▶ _Dataset items_:
○ ○ ○ ○ ○

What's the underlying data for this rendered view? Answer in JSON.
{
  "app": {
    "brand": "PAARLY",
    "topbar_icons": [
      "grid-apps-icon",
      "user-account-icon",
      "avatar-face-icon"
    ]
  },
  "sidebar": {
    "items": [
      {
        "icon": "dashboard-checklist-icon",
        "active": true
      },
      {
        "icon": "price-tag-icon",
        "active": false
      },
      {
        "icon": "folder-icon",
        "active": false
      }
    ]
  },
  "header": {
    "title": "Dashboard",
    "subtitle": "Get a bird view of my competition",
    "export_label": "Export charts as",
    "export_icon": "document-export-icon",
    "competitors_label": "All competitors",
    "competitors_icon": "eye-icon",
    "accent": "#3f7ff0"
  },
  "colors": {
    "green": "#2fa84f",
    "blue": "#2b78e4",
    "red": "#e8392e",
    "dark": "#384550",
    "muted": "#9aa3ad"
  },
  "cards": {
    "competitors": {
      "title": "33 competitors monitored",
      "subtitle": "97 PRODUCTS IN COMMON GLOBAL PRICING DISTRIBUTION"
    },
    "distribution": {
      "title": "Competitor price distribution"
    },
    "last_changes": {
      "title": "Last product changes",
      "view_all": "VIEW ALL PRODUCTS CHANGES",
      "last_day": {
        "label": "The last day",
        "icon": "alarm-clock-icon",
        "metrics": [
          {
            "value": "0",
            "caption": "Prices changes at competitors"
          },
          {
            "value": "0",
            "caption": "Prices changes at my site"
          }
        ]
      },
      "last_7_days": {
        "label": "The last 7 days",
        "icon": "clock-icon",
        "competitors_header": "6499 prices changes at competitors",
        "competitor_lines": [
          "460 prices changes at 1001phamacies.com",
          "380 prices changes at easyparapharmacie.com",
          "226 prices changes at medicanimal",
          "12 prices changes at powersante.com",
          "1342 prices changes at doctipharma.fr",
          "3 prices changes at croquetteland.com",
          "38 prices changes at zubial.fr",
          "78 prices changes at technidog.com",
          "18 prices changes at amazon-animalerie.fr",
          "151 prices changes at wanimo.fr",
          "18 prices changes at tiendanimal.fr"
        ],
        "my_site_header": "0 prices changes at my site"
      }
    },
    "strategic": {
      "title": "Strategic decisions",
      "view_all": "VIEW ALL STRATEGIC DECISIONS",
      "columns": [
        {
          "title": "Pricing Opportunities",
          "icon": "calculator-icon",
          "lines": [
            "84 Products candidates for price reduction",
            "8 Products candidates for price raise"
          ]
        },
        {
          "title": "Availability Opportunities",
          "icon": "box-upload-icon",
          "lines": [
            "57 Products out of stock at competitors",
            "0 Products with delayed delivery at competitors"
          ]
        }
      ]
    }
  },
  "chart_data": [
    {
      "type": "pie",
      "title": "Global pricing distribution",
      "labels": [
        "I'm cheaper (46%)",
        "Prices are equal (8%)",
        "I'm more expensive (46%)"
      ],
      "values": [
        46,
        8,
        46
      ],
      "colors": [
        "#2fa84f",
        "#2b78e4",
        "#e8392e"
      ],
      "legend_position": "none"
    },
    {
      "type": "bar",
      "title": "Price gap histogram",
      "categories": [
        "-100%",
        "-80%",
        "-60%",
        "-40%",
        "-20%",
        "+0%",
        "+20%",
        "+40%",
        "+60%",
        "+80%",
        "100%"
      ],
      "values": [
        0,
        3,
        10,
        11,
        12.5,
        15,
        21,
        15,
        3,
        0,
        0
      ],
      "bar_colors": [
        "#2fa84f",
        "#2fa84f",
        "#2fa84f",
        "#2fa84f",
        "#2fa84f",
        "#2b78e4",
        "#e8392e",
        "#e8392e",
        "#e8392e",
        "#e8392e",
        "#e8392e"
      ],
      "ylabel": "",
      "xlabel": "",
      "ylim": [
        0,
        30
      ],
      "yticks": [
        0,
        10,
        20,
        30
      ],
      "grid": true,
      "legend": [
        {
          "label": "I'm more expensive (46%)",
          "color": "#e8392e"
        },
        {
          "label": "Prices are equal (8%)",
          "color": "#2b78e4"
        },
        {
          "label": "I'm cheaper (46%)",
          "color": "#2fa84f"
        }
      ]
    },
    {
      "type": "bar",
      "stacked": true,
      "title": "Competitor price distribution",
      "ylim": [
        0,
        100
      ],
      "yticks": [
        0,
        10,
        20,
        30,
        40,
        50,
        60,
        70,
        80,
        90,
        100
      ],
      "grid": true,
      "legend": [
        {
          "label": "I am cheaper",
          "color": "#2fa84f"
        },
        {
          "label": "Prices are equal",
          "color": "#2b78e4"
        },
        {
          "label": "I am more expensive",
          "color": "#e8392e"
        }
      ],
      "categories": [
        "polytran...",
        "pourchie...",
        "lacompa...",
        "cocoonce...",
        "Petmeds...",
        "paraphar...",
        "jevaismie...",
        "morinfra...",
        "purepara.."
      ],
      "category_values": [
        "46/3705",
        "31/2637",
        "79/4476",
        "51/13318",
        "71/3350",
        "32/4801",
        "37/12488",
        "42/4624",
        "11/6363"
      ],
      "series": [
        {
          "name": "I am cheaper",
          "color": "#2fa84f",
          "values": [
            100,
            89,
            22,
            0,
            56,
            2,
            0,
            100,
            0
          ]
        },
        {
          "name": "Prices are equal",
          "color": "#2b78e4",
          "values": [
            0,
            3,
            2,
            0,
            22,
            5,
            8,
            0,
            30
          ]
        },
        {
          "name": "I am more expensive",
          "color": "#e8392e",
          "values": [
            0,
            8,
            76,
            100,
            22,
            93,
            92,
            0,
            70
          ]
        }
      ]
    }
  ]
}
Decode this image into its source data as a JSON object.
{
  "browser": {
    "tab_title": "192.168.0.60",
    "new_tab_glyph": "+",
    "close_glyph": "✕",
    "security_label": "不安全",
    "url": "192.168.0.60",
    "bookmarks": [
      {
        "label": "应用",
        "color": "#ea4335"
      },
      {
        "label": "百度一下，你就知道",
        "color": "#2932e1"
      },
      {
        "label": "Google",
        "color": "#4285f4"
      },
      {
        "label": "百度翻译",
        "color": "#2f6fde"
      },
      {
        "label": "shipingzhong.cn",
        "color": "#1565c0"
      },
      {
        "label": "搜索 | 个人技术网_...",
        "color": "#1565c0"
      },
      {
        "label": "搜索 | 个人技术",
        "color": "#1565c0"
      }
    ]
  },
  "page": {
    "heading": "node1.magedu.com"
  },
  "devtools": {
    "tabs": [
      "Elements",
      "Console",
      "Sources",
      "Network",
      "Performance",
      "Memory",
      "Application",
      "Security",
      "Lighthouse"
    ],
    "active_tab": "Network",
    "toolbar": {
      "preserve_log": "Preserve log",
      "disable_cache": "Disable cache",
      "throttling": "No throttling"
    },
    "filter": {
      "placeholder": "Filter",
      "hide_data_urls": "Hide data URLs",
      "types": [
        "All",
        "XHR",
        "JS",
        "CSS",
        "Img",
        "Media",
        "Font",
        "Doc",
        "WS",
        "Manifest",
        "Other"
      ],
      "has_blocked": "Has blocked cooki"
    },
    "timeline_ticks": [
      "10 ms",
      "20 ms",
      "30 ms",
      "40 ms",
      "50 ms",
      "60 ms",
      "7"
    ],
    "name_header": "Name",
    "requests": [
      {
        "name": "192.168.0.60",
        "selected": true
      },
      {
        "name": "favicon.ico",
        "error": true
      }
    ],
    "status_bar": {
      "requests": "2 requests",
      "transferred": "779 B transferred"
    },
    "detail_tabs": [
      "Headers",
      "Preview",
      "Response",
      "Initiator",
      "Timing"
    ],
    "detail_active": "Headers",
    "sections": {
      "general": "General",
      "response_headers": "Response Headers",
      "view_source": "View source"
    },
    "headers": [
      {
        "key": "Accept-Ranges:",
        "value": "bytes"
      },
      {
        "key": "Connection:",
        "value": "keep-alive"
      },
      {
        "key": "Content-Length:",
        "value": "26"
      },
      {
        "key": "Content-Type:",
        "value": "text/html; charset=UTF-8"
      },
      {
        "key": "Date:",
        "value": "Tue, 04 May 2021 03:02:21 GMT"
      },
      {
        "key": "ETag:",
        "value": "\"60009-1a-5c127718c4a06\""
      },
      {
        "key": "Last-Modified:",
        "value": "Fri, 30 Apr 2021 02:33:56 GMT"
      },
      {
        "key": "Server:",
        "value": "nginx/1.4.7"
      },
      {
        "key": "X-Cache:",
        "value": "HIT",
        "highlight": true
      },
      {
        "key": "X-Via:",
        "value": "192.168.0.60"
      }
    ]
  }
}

○ ○ ○ ○ ○

▶ _What you should do_:
Gather all lines from the listing above in which "this" occurs.

▶ _Expected answer_:
What's the underlying data for this rendered view? Answer in JSON.
Decode this image into its source data as a JSON object.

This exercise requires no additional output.